_Figure contents as structured data:_
>>

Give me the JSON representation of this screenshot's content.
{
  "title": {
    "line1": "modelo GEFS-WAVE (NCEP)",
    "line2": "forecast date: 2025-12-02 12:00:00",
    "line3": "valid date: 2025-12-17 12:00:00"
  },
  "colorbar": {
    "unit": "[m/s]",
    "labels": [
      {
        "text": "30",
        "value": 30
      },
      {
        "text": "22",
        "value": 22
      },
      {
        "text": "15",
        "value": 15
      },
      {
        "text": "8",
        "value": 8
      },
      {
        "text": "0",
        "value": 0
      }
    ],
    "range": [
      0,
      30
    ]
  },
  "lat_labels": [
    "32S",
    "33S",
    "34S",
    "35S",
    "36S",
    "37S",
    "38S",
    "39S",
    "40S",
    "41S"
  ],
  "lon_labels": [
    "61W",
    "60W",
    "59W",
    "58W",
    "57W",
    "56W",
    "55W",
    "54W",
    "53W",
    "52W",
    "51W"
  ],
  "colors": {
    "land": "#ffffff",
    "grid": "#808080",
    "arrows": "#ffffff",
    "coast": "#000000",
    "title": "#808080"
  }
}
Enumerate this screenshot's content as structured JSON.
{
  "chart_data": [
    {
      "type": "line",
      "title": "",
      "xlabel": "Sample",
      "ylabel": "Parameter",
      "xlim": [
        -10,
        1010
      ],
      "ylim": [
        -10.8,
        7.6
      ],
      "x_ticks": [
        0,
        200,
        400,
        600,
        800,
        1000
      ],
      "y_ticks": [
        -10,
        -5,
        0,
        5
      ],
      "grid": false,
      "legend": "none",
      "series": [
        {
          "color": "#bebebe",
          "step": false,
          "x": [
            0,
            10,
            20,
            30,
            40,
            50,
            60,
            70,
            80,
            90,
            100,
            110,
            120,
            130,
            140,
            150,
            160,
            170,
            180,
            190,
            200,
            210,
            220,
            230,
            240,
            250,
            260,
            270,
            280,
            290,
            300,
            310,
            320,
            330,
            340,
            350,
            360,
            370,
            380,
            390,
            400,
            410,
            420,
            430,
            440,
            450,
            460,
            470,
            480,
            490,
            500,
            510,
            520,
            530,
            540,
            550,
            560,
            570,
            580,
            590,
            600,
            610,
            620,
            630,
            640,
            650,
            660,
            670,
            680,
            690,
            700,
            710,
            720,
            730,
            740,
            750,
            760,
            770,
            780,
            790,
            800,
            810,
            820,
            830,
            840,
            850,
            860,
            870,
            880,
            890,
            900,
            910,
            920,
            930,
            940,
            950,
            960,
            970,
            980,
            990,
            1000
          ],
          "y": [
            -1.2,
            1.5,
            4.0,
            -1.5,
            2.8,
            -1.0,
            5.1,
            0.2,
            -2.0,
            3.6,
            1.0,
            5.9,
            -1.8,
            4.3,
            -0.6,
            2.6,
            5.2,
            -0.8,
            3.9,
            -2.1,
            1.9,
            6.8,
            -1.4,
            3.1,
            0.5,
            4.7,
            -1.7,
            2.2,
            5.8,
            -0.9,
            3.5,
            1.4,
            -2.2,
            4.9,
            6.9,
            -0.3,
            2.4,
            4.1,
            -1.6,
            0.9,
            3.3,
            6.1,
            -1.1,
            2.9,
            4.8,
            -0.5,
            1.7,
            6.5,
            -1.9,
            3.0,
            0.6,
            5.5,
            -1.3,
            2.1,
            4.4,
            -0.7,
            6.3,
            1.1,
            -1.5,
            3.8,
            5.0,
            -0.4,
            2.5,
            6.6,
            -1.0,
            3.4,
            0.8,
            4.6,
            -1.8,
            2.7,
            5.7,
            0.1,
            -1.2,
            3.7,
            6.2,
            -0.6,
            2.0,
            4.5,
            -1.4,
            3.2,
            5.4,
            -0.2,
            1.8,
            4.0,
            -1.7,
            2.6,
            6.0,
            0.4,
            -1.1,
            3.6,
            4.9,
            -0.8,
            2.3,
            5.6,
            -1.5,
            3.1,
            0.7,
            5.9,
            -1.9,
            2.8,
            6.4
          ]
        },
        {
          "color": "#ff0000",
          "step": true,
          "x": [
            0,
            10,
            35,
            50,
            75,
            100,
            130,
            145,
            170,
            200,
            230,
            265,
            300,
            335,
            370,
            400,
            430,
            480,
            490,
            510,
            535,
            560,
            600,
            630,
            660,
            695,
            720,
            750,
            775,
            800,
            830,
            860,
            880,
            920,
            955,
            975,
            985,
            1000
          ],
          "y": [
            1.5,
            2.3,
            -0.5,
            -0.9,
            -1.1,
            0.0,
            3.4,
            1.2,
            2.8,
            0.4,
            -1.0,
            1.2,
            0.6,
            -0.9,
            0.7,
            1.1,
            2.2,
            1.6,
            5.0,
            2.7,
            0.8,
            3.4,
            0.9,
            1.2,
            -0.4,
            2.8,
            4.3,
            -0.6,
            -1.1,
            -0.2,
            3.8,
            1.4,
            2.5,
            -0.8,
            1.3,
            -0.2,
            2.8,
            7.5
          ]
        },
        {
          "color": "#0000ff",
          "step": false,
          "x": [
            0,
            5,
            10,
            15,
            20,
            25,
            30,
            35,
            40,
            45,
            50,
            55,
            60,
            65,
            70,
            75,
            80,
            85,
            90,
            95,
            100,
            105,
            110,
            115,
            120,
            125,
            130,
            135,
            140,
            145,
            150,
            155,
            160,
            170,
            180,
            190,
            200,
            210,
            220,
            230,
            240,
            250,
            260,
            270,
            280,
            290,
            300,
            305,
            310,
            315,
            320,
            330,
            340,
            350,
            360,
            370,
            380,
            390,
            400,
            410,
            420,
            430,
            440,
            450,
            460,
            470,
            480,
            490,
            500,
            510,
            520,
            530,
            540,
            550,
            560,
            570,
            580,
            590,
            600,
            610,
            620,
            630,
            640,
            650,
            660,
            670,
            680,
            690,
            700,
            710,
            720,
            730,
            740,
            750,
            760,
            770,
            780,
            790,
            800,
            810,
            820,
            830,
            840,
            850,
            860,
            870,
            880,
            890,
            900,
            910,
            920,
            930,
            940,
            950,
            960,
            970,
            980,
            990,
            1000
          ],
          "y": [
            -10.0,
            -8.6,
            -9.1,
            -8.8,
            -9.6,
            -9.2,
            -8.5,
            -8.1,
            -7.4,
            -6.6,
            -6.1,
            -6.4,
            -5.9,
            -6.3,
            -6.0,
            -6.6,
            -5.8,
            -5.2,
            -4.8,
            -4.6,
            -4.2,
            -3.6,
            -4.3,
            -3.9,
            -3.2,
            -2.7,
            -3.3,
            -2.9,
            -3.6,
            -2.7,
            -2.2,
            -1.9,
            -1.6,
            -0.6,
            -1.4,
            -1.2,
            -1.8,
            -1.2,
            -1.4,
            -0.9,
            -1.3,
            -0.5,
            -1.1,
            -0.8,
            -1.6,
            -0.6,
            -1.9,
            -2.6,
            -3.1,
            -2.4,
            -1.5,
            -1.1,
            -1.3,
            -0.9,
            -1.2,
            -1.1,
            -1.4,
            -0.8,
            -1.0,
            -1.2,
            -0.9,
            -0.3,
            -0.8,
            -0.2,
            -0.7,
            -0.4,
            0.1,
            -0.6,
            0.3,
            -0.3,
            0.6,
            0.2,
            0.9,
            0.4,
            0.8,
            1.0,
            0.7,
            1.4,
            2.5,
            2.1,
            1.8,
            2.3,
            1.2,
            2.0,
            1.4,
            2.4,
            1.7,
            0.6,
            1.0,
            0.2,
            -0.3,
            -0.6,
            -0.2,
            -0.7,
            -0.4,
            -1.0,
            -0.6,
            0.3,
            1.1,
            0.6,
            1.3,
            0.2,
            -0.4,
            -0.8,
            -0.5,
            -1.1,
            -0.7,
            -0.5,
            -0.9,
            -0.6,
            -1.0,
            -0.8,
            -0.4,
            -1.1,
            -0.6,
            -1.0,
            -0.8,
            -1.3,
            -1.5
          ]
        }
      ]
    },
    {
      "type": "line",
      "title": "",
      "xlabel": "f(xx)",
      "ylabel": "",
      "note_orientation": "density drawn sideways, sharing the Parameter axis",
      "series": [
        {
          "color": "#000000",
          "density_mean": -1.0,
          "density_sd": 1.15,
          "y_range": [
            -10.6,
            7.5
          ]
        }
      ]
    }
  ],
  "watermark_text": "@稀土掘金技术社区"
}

<<

_Task:_ From the records given above, copy all lines containing "JSON".

_Solution to the problem:_
Give me the JSON representation of this screenshot's content.
Enumerate this screenshot's content as structured JSON.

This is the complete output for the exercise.